EXERCISE REQUIREMENTS >> Search the material for the word "document" and copy each line that holds it.

DATASET EXTRACT >>
---*---

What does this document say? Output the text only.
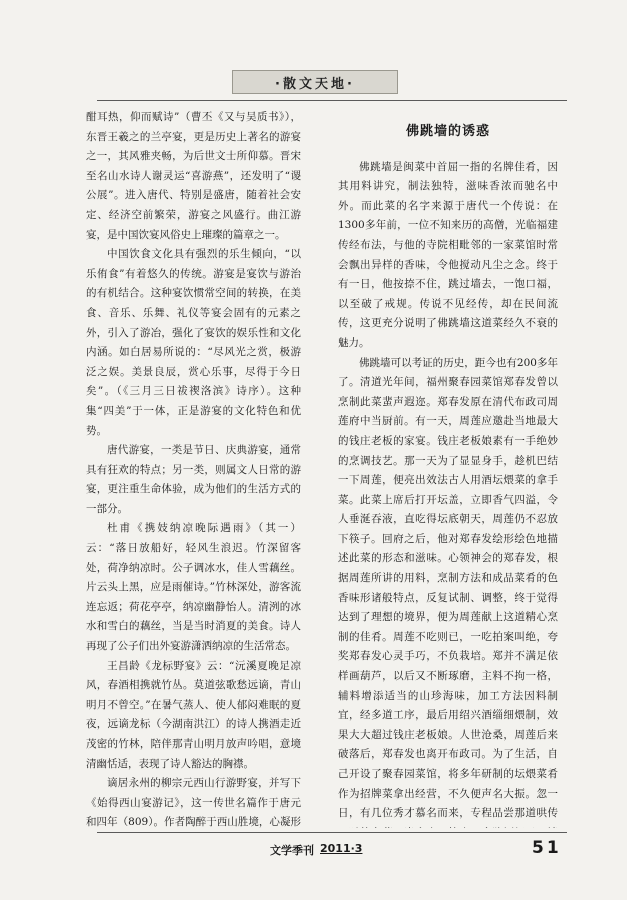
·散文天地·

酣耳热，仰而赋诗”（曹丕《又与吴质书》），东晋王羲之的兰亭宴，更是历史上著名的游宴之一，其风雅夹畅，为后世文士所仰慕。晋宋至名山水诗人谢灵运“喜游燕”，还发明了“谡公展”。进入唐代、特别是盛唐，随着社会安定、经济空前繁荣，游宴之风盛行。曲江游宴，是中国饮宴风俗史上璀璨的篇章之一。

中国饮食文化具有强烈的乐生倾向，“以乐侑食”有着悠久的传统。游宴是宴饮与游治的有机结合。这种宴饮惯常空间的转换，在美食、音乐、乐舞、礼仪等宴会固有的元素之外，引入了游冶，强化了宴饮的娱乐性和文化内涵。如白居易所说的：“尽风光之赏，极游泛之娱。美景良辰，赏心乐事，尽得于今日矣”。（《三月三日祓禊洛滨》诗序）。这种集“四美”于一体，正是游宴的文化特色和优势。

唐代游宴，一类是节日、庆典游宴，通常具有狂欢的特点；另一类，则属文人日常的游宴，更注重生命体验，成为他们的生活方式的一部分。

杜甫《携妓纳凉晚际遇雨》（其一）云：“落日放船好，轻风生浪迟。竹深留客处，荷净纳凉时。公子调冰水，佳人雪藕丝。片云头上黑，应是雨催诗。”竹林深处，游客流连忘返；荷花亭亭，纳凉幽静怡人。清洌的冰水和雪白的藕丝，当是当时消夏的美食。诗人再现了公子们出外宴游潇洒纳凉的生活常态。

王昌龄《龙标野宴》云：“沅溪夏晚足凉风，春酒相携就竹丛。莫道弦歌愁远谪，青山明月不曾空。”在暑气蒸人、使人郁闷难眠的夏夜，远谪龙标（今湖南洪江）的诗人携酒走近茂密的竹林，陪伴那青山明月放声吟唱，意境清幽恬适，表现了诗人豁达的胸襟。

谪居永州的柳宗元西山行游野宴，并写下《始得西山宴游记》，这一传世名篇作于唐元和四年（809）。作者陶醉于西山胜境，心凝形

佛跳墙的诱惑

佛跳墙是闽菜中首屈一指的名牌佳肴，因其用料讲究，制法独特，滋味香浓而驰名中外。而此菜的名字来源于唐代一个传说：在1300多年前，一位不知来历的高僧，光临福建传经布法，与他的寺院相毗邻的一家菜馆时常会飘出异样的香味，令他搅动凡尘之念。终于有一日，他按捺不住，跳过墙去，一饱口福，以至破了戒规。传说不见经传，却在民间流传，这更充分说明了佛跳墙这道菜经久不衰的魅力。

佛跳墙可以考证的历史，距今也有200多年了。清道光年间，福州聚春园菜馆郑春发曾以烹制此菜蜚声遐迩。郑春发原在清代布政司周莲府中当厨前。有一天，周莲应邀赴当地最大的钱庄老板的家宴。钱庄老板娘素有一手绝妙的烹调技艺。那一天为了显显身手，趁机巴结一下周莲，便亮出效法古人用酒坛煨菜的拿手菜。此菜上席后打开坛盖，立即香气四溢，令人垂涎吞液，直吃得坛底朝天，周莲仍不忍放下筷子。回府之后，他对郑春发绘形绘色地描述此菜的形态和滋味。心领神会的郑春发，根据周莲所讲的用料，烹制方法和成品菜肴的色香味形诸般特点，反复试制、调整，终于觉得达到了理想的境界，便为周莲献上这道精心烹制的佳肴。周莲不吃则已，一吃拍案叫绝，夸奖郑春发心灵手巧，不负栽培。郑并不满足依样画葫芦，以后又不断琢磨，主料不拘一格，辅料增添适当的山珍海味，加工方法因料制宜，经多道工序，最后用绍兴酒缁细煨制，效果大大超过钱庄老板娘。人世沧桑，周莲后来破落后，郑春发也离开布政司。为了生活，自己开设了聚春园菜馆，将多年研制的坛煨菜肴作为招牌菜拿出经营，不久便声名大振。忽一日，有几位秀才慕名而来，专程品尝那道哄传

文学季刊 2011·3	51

---*---

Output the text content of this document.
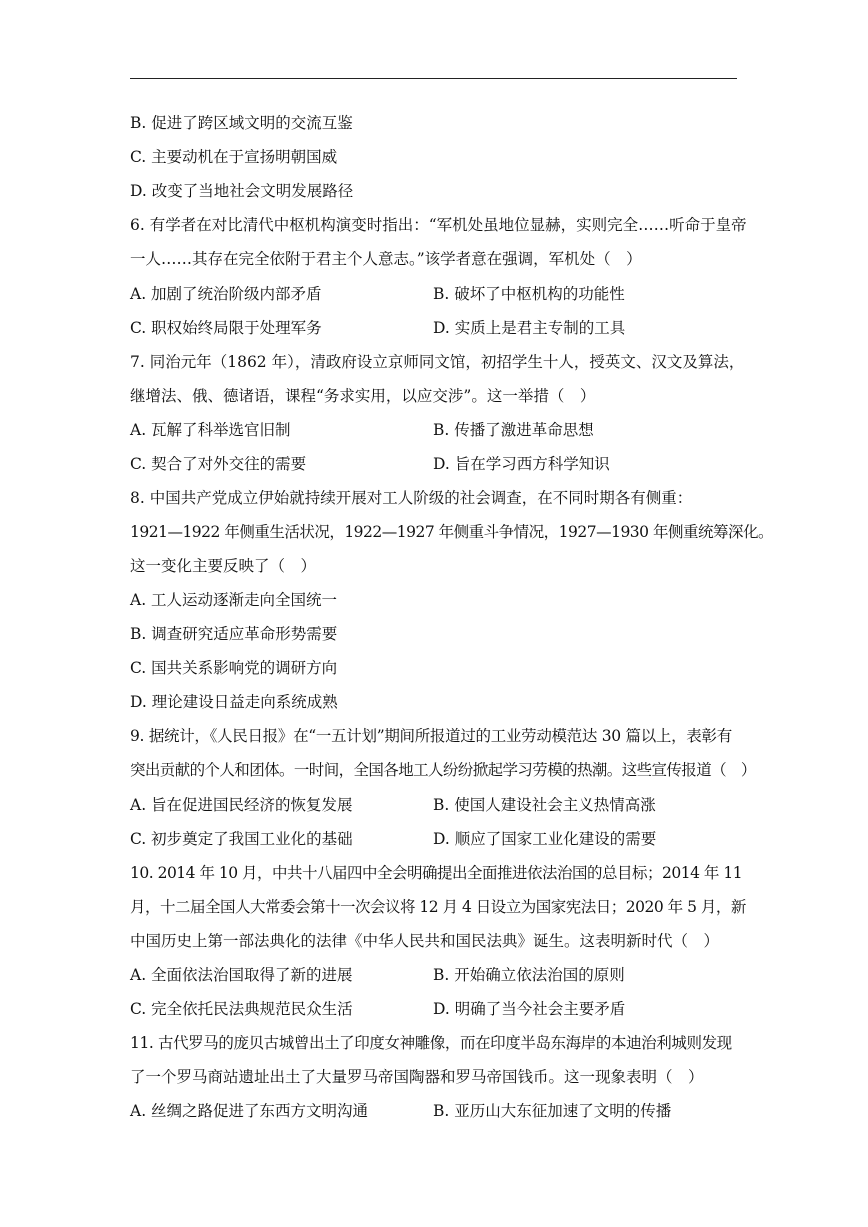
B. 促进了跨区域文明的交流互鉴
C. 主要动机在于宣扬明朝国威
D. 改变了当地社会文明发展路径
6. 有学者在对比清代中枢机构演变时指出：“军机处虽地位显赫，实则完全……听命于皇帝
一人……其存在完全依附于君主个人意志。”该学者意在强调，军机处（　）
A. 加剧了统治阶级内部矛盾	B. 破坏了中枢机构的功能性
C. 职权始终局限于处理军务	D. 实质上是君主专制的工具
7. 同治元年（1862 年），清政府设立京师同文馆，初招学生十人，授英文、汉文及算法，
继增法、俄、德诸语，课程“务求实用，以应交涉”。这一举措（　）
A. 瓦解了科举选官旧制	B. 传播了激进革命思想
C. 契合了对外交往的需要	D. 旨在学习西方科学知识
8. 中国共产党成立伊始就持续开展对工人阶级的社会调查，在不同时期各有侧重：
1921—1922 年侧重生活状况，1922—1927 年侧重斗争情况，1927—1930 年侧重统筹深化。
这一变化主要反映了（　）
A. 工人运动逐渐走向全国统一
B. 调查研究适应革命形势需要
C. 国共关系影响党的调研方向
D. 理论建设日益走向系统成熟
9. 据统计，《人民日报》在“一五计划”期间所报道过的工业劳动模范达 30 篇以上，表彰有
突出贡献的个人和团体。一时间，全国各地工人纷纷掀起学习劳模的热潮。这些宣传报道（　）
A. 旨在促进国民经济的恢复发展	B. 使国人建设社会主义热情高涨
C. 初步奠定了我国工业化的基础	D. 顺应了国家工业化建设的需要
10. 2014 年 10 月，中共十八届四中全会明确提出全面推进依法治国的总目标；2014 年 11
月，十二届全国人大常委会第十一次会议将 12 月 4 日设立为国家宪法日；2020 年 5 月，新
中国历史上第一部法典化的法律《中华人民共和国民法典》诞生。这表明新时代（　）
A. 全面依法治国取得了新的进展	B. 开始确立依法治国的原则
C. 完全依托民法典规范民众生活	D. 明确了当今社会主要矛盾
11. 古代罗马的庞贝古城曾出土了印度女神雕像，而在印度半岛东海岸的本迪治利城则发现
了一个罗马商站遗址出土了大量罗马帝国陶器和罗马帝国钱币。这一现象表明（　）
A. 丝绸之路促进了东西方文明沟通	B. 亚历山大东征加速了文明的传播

---*---

ANSWER TO THE TASK >>
What does this document say? Output the text only.
Output the text content of this document.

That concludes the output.